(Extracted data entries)
■ ■ ■
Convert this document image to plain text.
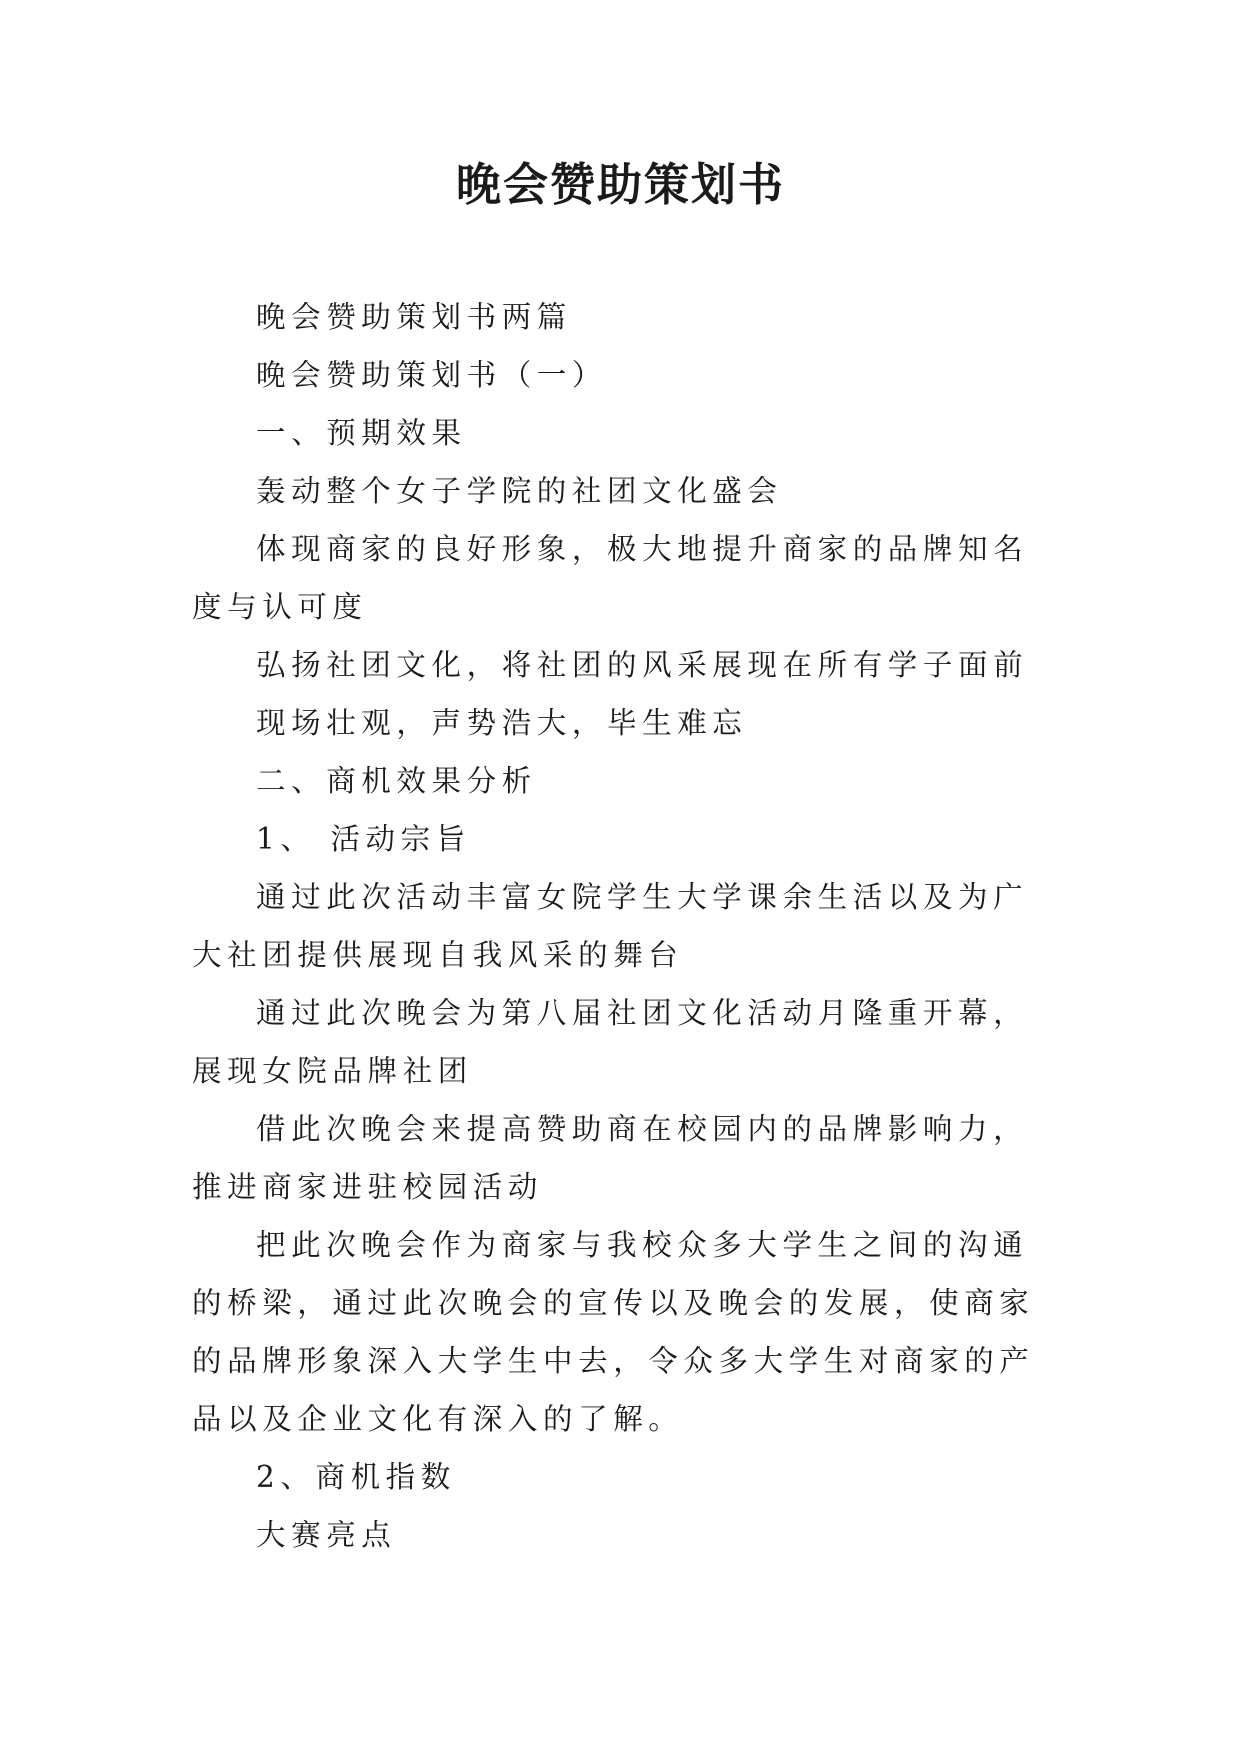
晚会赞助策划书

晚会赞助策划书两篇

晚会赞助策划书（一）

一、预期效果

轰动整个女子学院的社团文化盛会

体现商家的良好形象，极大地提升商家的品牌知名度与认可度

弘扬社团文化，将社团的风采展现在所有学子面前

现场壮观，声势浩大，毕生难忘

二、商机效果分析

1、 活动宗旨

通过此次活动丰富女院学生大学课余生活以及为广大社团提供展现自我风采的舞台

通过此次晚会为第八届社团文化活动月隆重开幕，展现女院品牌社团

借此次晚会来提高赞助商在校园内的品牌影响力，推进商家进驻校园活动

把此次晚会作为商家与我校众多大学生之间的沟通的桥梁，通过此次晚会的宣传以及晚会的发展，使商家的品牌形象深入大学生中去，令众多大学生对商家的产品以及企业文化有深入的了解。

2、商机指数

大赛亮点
■ ■ ■
[Aim] Drop the pictures and reproduce the rest of the entries above exactly.

[Worked answer]
Convert this document image to plain text.
晚会赞助策划书

晚会赞助策划书两篇

晚会赞助策划书（一）

一、预期效果

轰动整个女子学院的社团文化盛会

体现商家的良好形象，极大地提升商家的品牌知名度与认可度

弘扬社团文化，将社团的风采展现在所有学子面前

现场壮观，声势浩大，毕生难忘

二、商机效果分析

1、 活动宗旨

通过此次活动丰富女院学生大学课余生活以及为广大社团提供展现自我风采的舞台

通过此次晚会为第八届社团文化活动月隆重开幕，展现女院品牌社团

借此次晚会来提高赞助商在校园内的品牌影响力，推进商家进驻校园活动

把此次晚会作为商家与我校众多大学生之间的沟通的桥梁，通过此次晚会的宣传以及晚会的发展，使商家的品牌形象深入大学生中去，令众多大学生对商家的产品以及企业文化有深入的了解。

2、商机指数

大赛亮点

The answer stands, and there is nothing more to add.